--- START OF Working data ---

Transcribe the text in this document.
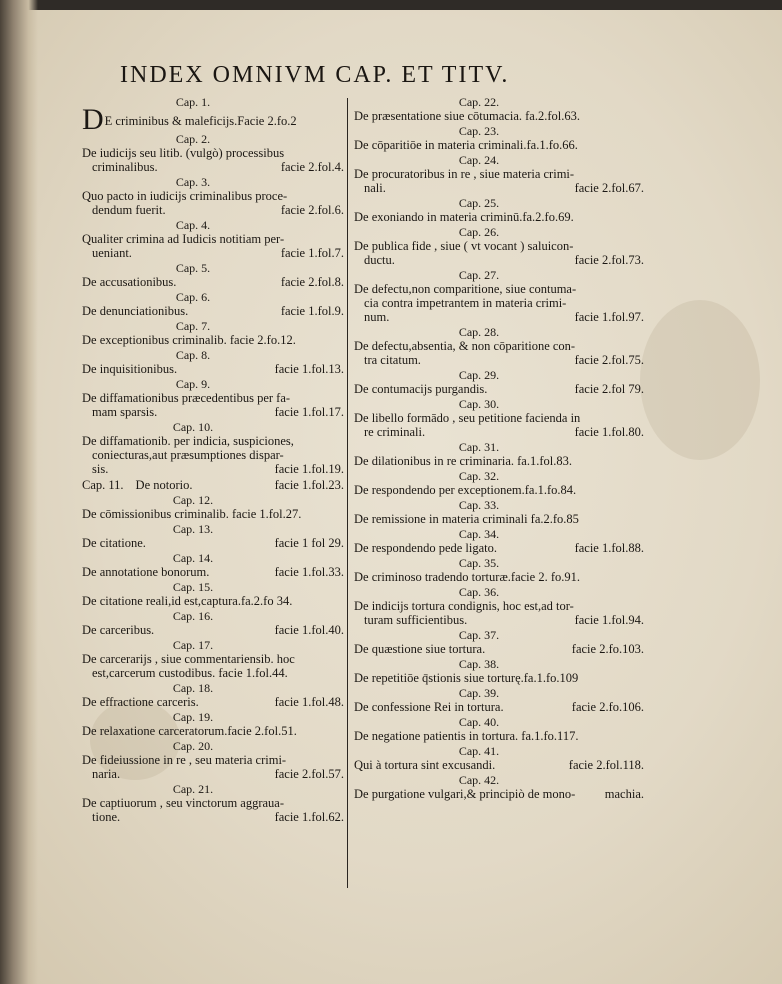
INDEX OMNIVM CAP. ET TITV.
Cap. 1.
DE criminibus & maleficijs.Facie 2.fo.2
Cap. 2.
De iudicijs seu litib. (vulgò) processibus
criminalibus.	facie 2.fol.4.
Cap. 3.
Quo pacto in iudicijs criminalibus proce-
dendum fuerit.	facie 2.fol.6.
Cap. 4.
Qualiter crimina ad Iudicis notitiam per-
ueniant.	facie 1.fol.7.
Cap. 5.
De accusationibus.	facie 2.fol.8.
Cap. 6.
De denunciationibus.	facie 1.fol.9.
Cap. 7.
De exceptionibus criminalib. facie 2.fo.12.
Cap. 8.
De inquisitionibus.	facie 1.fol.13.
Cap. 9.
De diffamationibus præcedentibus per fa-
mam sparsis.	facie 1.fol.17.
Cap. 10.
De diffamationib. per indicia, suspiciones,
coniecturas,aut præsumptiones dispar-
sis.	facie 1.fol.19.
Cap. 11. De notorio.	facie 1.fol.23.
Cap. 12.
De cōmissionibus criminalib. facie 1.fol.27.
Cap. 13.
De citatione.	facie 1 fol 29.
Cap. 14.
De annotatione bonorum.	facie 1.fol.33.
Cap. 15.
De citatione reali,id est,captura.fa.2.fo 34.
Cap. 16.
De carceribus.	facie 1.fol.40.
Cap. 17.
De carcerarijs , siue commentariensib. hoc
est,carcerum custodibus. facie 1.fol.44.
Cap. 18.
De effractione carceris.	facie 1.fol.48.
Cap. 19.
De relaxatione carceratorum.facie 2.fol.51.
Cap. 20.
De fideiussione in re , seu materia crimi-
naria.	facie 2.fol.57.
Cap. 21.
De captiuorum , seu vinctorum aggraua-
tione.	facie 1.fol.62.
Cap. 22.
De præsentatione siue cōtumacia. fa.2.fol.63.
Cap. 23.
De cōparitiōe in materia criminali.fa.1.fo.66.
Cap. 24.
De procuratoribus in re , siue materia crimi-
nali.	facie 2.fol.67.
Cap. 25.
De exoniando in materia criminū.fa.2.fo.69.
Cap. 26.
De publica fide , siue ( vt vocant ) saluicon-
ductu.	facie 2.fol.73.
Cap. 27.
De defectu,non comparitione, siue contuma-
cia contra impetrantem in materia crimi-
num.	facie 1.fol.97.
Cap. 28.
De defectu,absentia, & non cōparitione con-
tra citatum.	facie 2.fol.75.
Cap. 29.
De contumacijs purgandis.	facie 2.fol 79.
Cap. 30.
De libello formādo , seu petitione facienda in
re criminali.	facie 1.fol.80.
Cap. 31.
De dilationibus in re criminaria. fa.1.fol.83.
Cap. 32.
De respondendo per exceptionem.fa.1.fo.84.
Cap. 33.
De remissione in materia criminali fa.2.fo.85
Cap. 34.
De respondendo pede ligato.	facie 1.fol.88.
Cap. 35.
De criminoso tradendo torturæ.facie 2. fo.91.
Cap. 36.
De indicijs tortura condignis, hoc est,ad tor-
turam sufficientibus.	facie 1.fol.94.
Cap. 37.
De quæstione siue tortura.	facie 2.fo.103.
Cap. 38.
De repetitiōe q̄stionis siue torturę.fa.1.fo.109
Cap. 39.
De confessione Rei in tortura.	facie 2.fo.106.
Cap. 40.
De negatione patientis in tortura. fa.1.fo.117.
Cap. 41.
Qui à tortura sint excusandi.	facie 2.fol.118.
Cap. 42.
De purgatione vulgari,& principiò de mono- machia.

--- END OF Working data ---
--- START OF Working data ---

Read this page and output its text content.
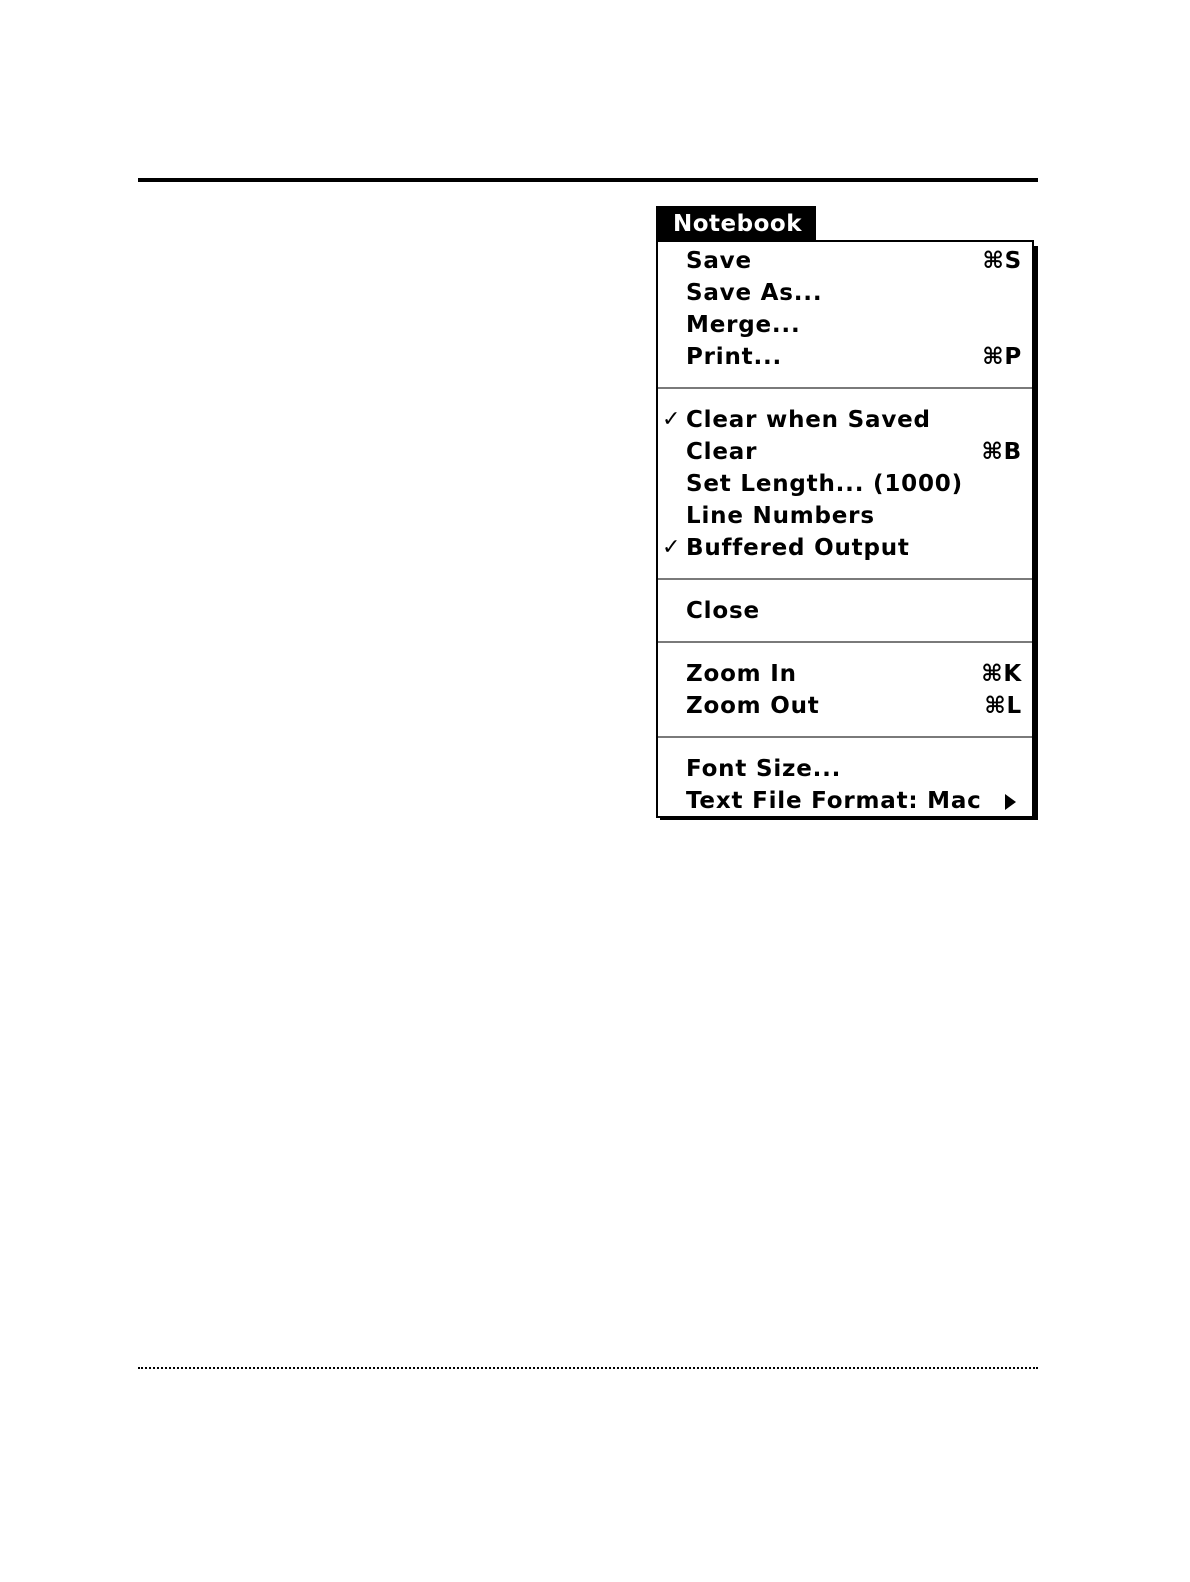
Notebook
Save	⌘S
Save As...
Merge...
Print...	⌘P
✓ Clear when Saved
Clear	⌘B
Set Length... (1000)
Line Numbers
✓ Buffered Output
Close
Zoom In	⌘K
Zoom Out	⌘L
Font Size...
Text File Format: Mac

--- END OF Working data ---
--- START OF Working data ---

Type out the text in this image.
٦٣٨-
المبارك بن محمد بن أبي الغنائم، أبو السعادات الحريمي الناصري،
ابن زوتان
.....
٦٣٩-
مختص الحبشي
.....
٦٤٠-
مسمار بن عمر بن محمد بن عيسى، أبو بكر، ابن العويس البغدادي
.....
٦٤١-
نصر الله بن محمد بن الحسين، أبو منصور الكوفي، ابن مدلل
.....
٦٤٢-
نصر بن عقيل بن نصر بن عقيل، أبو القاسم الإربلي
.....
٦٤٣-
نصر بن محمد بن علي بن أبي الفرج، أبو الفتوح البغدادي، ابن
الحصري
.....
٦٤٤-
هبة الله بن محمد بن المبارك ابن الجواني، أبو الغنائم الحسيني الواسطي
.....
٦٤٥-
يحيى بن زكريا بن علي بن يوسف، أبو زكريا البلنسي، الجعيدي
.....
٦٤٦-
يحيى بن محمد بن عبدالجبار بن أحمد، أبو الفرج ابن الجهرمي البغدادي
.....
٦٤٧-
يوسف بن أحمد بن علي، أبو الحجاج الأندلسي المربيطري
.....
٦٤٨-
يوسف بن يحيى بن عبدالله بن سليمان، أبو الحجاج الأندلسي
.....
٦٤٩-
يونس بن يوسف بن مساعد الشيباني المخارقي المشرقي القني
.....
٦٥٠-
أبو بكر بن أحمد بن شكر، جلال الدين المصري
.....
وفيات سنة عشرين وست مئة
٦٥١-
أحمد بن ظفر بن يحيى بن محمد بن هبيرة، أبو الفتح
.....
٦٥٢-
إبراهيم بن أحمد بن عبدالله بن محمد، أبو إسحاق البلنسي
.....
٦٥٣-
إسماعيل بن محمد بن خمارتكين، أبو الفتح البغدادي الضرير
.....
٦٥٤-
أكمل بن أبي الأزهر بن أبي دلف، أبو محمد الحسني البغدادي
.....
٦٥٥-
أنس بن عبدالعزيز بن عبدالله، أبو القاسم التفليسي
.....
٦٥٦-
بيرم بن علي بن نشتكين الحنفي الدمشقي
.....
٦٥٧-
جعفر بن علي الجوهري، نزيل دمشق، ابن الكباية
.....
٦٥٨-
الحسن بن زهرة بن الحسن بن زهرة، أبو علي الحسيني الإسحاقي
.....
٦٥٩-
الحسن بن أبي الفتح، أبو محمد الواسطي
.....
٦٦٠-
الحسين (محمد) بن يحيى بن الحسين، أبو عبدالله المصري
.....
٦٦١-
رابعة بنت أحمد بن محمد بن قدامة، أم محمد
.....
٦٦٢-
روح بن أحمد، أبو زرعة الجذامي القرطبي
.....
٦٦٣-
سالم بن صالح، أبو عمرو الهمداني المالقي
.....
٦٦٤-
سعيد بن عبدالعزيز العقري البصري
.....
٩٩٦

--- END OF Working data ---

Required work: From the listing above, collect each line in which the string "البغدادي" appears.

Solution to the problem:
مسمار بن عمر بن محمد بن عيسى، أبو بكر، ابن العويس البغدادي
نصر بن محمد بن علي بن أبي الفرج، أبو الفتوح البغدادي، ابن
يحيى بن محمد بن عبدالجبار بن أحمد، أبو الفرج ابن الجهرمي البغدادي
إسماعيل بن محمد بن خمارتكين، أبو الفتح البغدادي الضرير
أكمل بن أبي الأزهر بن أبي دلف، أبو محمد الحسني البغدادي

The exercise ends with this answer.